:: Task input ::

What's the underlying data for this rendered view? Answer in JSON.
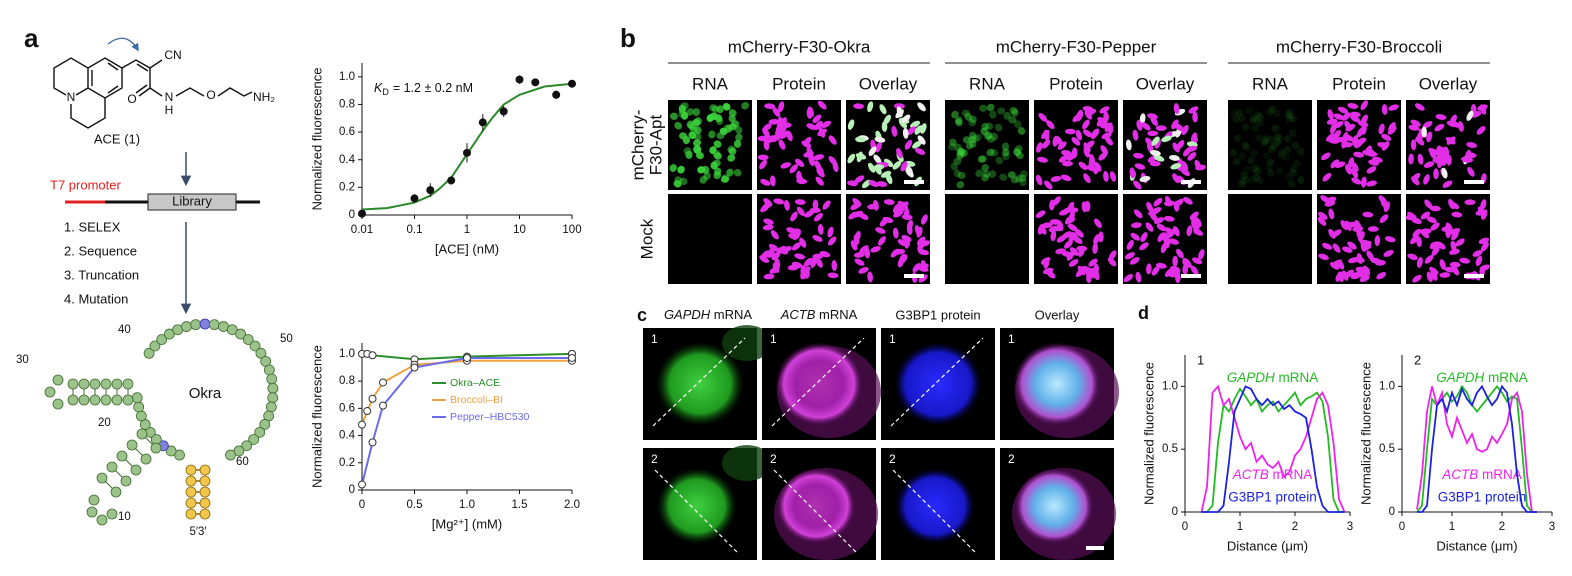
{
  "a": {
    "label": "a",
    "molecule": {
      "name": "ACE (1)",
      "groups": {
        "nitrile": "CN",
        "carbonyl": "O",
        "amide_n": "N",
        "amide_h": "H",
        "ether": "O",
        "amine": "NH₂",
        "ring_n": "N"
      }
    },
    "selection": {
      "promoter": "T7 promoter",
      "library": "Library",
      "steps": [
        "1. SELEX",
        "2. Sequence",
        "3. Truncation",
        "4. Mutation"
      ]
    },
    "aptamer": {
      "name": "Okra",
      "positions": [
        "10",
        "20",
        "30",
        "40",
        "50",
        "60"
      ],
      "ends": "5′3′"
    },
    "binding_chart": {
      "type": "scatter",
      "xlabel": "[ACE] (nM)",
      "ylabel": "Normalized fluorescence",
      "annotation": {
        "symbol": "K",
        "subscript": "D",
        "text": "= 1.2 ± 0.2 nM"
      },
      "xscale": "log",
      "xlim": [
        0.01,
        100
      ],
      "ylim": [
        0,
        1.1
      ],
      "xticks": [
        0.01,
        0.1,
        1,
        10,
        100
      ],
      "yticks": [
        0,
        0.2,
        0.4,
        0.6,
        0.8,
        {
          "value": 1,
          "label": "1.0"
        }
      ],
      "points": {
        "color": "#111111",
        "x": [
          0.01,
          0.1,
          0.2,
          0.5,
          1,
          2,
          5,
          10,
          20,
          50,
          100
        ],
        "y": [
          0.01,
          0.12,
          0.18,
          0.25,
          0.45,
          0.67,
          0.75,
          0.98,
          0.96,
          0.87,
          0.95
        ],
        "error": [
          0.01,
          0.03,
          0.05,
          0.03,
          0.07,
          0.06,
          0.04,
          0.03,
          0.01,
          0.03,
          0.01
        ]
      },
      "fit": {
        "color": "#2a8a2a",
        "x": [
          0.01,
          0.03,
          0.1,
          0.2,
          0.3,
          0.5,
          1,
          2,
          3,
          5,
          10,
          30,
          100
        ],
        "y": [
          0.04,
          0.05,
          0.09,
          0.14,
          0.19,
          0.27,
          0.44,
          0.61,
          0.7,
          0.8,
          0.87,
          0.93,
          0.95
        ]
      }
    },
    "mg_chart": {
      "type": "line",
      "xlabel": "[Mg²⁺] (mM)",
      "ylabel": "Normalized fluorescence",
      "xlim": [
        0,
        2
      ],
      "ylim": [
        0,
        1.08
      ],
      "xticks": [
        0,
        0.5,
        {
          "value": 1,
          "label": "1.0"
        },
        1.5,
        {
          "value": 2,
          "label": "2.0"
        }
      ],
      "yticks": [
        0,
        0.2,
        0.4,
        0.6,
        0.8,
        {
          "value": 1,
          "label": "1.0"
        }
      ],
      "series": [
        {
          "name": "Okra–ACE",
          "color": "#2a8f2a",
          "x": [
            0,
            0.05,
            0.1,
            0.5,
            1,
            2
          ],
          "values": [
            1.0,
            1.0,
            0.99,
            0.96,
            0.98,
            1.0
          ]
        },
        {
          "name": "Broccoli–BI",
          "color": "#f0a040",
          "x": [
            0,
            0.05,
            0.1,
            0.2,
            0.5,
            1,
            2
          ],
          "values": [
            0.48,
            0.58,
            0.67,
            0.79,
            0.92,
            0.95,
            0.95
          ]
        },
        {
          "name": "Pepper–HBC530",
          "color": "#6a6aee",
          "x": [
            0,
            0.1,
            0.2,
            0.5,
            1,
            2
          ],
          "values": [
            0.04,
            0.35,
            0.62,
            0.9,
            0.97,
            0.97
          ]
        }
      ]
    }
  },
  "b": {
    "label": "b",
    "constructs": [
      "mCherry-F30-Okra",
      "mCherry-F30-Pepper",
      "mCherry-F30-Broccoli"
    ],
    "channels": [
      "RNA",
      "Protein",
      "Overlay"
    ],
    "rows": [
      {
        "lines": [
          "mCherry-",
          "F30-Apt"
        ]
      },
      {
        "lines": [
          "Mock"
        ]
      }
    ]
  },
  "c": {
    "label": "c",
    "columns": [
      "GAPDH mRNA",
      "ACTB mRNA",
      "G3BP1 protein",
      "Overlay"
    ],
    "rows": [
      "1",
      "2"
    ]
  },
  "d": {
    "label": "d",
    "charts": [
      {
        "type": "line",
        "panel": "1",
        "xlabel": "Distance (μm)",
        "ylabel": "Normalized fluorescence",
        "xlim": [
          0,
          3
        ],
        "ylim": [
          0,
          1.25
        ],
        "xticks": [
          0,
          1,
          2,
          3
        ],
        "yticks": [
          0,
          0.5,
          {
            "value": 1,
            "label": "1.0"
          }
        ],
        "x": [
          0.3,
          0.4,
          0.5,
          0.6,
          0.7,
          0.8,
          0.9,
          1.0,
          1.1,
          1.2,
          1.3,
          1.4,
          1.5,
          1.6,
          1.7,
          1.8,
          1.9,
          2.0,
          2.1,
          2.2,
          2.3,
          2.4,
          2.5,
          2.6,
          2.7,
          2.8,
          2.9
        ],
        "series": [
          {
            "name": "GAPDH mRNA",
            "color": "#22bb22",
            "values": [
              0,
              0,
              0.05,
              0.55,
              0.85,
              0.8,
              0.9,
              0.98,
              0.92,
              0.85,
              0.9,
              0.8,
              0.85,
              0.88,
              0.8,
              0.85,
              0.9,
              0.95,
              0.85,
              0.9,
              0.92,
              0.95,
              0.88,
              0.6,
              0.1,
              0,
              0
            ]
          },
          {
            "name": "ACTB mRNA",
            "color": "#ee22ee",
            "values": [
              0,
              0.2,
              0.95,
              1.0,
              0.85,
              0.9,
              0.75,
              0.6,
              0.5,
              0.55,
              0.4,
              0.45,
              0.38,
              0.35,
              0.4,
              0.28,
              0.32,
              0.45,
              0.5,
              0.6,
              0.75,
              0.9,
              0.95,
              0.85,
              0.55,
              0.1,
              0
            ]
          },
          {
            "name": "G3BP1 protein",
            "color": "#1a22dd",
            "values": [
              0,
              0,
              0,
              0,
              0.05,
              0.4,
              0.8,
              0.9,
              1.0,
              0.98,
              0.9,
              0.85,
              0.9,
              0.85,
              0.88,
              0.82,
              0.85,
              0.8,
              0.78,
              0.75,
              0.5,
              0.2,
              0.05,
              0,
              0,
              0,
              0
            ]
          }
        ]
      },
      {
        "type": "line",
        "panel": "2",
        "xlabel": "Distance (μm)",
        "ylabel": "Normalized fluorescence",
        "xlim": [
          0,
          3
        ],
        "ylim": [
          0,
          1.25
        ],
        "xticks": [
          0,
          1,
          2,
          3
        ],
        "yticks": [
          0,
          0.5,
          {
            "value": 1,
            "label": "1.0"
          }
        ],
        "x": [
          0.3,
          0.4,
          0.5,
          0.6,
          0.7,
          0.8,
          0.9,
          1.0,
          1.1,
          1.2,
          1.3,
          1.4,
          1.5,
          1.6,
          1.7,
          1.8,
          1.9,
          2.0,
          2.1,
          2.2,
          2.3,
          2.4,
          2.5,
          2.6,
          2.7
        ],
        "series": [
          {
            "name": "GAPDH mRNA",
            "color": "#22bb22",
            "values": [
              0,
              0.05,
              0.5,
              0.9,
              0.85,
              0.9,
              0.95,
              0.88,
              0.92,
              1.0,
              0.95,
              0.85,
              0.8,
              0.85,
              0.9,
              0.95,
              1.0,
              0.95,
              0.88,
              0.92,
              0.9,
              0.5,
              0.05,
              0,
              0
            ]
          },
          {
            "name": "ACTB mRNA",
            "color": "#ee22ee",
            "values": [
              0.02,
              0.3,
              0.8,
              1.0,
              0.85,
              0.95,
              0.7,
              0.6,
              0.75,
              0.65,
              0.55,
              0.62,
              0.5,
              0.48,
              0.5,
              0.6,
              0.55,
              0.62,
              0.7,
              0.9,
              0.95,
              0.8,
              0.3,
              0,
              0
            ]
          },
          {
            "name": "G3BP1 protein",
            "color": "#1a22dd",
            "values": [
              0,
              0,
              0.05,
              0.5,
              0.85,
              0.9,
              0.8,
              0.95,
              0.85,
              0.98,
              0.9,
              0.85,
              0.95,
              1.0,
              0.92,
              0.85,
              0.9,
              1.0,
              0.95,
              0.7,
              0.3,
              0.05,
              0,
              0,
              0
            ]
          }
        ]
      }
    ]
  }
}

:::

* [Task brief]
Copy down every line of the entries containing the word "color".

* [Output for this task]
        "color": "#111111",
        "color": "#2a8a2a",
          "color": "#2a8f2a",
          "color": "#f0a040",
          "color": "#6a6aee",
            "color": "#22bb22",
            "color": "#ee22ee",
            "color": "#1a22dd",
            "color": "#22bb22",
            "color": "#ee22ee",
            "color": "#1a22dd",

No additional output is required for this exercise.